• **INPUT DATA**:
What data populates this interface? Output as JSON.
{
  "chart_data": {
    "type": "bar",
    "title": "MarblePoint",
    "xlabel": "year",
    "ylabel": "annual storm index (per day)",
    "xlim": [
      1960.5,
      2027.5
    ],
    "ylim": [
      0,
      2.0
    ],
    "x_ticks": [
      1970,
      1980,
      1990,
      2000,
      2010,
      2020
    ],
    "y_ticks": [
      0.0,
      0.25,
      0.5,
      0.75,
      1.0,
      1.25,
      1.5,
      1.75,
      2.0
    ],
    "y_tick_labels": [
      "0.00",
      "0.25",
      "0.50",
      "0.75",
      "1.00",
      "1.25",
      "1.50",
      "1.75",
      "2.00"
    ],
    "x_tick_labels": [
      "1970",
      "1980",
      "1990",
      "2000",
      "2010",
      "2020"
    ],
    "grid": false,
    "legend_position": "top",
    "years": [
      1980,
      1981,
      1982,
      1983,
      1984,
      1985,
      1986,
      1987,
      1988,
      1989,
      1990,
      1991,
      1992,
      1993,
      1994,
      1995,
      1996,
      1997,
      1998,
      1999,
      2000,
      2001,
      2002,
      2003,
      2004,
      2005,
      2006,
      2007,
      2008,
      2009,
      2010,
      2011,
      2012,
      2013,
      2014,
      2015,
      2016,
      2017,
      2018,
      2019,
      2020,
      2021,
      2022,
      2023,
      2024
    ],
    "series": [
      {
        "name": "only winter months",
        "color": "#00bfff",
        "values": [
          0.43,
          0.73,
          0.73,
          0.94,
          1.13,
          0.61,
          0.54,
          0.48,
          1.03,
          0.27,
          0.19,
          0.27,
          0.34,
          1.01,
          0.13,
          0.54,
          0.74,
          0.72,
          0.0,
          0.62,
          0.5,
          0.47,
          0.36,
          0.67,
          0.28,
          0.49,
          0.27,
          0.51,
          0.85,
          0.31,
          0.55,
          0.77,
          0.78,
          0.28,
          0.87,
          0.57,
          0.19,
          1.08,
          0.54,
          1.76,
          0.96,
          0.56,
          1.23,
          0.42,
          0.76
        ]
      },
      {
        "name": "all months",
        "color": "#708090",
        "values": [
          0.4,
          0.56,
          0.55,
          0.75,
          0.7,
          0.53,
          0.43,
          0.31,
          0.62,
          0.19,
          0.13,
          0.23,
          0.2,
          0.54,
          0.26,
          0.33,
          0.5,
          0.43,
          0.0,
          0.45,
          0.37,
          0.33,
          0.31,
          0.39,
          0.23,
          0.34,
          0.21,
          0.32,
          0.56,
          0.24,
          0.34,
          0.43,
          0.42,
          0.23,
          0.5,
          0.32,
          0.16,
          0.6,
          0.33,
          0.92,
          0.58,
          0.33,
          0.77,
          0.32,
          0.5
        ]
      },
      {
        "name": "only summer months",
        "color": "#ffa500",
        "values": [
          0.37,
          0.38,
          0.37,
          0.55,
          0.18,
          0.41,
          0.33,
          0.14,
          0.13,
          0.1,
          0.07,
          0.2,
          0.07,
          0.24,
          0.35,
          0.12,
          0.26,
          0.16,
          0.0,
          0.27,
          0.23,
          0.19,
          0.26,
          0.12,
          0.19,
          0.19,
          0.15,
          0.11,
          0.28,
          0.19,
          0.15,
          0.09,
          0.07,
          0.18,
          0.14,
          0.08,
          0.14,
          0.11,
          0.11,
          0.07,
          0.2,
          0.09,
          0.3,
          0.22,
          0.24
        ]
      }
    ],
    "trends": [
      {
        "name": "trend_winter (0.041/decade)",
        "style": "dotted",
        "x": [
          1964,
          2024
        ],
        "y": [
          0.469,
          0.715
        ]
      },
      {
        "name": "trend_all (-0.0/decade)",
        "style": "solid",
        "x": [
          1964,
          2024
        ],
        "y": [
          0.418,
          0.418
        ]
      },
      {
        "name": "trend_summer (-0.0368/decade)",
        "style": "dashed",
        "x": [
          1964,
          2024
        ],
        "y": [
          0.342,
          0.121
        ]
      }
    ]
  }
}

• **GOAL**: Print the records once more, exactly as they were given.

• **EXERCISE ANSWER**:
What data populates this interface? Output as JSON.
{
  "chart_data": {
    "type": "bar",
    "title": "MarblePoint",
    "xlabel": "year",
    "ylabel": "annual storm index (per day)",
    "xlim": [
      1960.5,
      2027.5
    ],
    "ylim": [
      0,
      2.0
    ],
    "x_ticks": [
      1970,
      1980,
      1990,
      2000,
      2010,
      2020
    ],
    "y_ticks": [
      0.0,
      0.25,
      0.5,
      0.75,
      1.0,
      1.25,
      1.5,
      1.75,
      2.0
    ],
    "y_tick_labels": [
      "0.00",
      "0.25",
      "0.50",
      "0.75",
      "1.00",
      "1.25",
      "1.50",
      "1.75",
      "2.00"
    ],
    "x_tick_labels": [
      "1970",
      "1980",
      "1990",
      "2000",
      "2010",
      "2020"
    ],
    "grid": false,
    "legend_position": "top",
    "years": [
      1980,
      1981,
      1982,
      1983,
      1984,
      1985,
      1986,
      1987,
      1988,
      1989,
      1990,
      1991,
      1992,
      1993,
      1994,
      1995,
      1996,
      1997,
      1998,
      1999,
      2000,
      2001,
      2002,
      2003,
      2004,
      2005,
      2006,
      2007,
      2008,
      2009,
      2010,
      2011,
      2012,
      2013,
      2014,
      2015,
      2016,
      2017,
      2018,
      2019,
      2020,
      2021,
      2022,
      2023,
      2024
    ],
    "series": [
      {
        "name": "only winter months",
        "color": "#00bfff",
        "values": [
          0.43,
          0.73,
          0.73,
          0.94,
          1.13,
          0.61,
          0.54,
          0.48,
          1.03,
          0.27,
          0.19,
          0.27,
          0.34,
          1.01,
          0.13,
          0.54,
          0.74,
          0.72,
          0.0,
          0.62,
          0.5,
          0.47,
          0.36,
          0.67,
          0.28,
          0.49,
          0.27,
          0.51,
          0.85,
          0.31,
          0.55,
          0.77,
          0.78,
          0.28,
          0.87,
          0.57,
          0.19,
          1.08,
          0.54,
          1.76,
          0.96,
          0.56,
          1.23,
          0.42,
          0.76
        ]
      },
      {
        "name": "all months",
        "color": "#708090",
        "values": [
          0.4,
          0.56,
          0.55,
          0.75,
          0.7,
          0.53,
          0.43,
          0.31,
          0.62,
          0.19,
          0.13,
          0.23,
          0.2,
          0.54,
          0.26,
          0.33,
          0.5,
          0.43,
          0.0,
          0.45,
          0.37,
          0.33,
          0.31,
          0.39,
          0.23,
          0.34,
          0.21,
          0.32,
          0.56,
          0.24,
          0.34,
          0.43,
          0.42,
          0.23,
          0.5,
          0.32,
          0.16,
          0.6,
          0.33,
          0.92,
          0.58,
          0.33,
          0.77,
          0.32,
          0.5
        ]
      },
      {
        "name": "only summer months",
        "color": "#ffa500",
        "values": [
          0.37,
          0.38,
          0.37,
          0.55,
          0.18,
          0.41,
          0.33,
          0.14,
          0.13,
          0.1,
          0.07,
          0.2,
          0.07,
          0.24,
          0.35,
          0.12,
          0.26,
          0.16,
          0.0,
          0.27,
          0.23,
          0.19,
          0.26,
          0.12,
          0.19,
          0.19,
          0.15,
          0.11,
          0.28,
          0.19,
          0.15,
          0.09,
          0.07,
          0.18,
          0.14,
          0.08,
          0.14,
          0.11,
          0.11,
          0.07,
          0.2,
          0.09,
          0.3,
          0.22,
          0.24
        ]
      }
    ],
    "trends": [
      {
        "name": "trend_winter (0.041/decade)",
        "style": "dotted",
        "x": [
          1964,
          2024
        ],
        "y": [
          0.469,
          0.715
        ]
      },
      {
        "name": "trend_all (-0.0/decade)",
        "style": "solid",
        "x": [
          1964,
          2024
        ],
        "y": [
          0.418,
          0.418
        ]
      },
      {
        "name": "trend_summer (-0.0368/decade)",
        "style": "dashed",
        "x": [
          1964,
          2024
        ],
        "y": [
          0.342,
          0.121
        ]
      }
    ]
  }
}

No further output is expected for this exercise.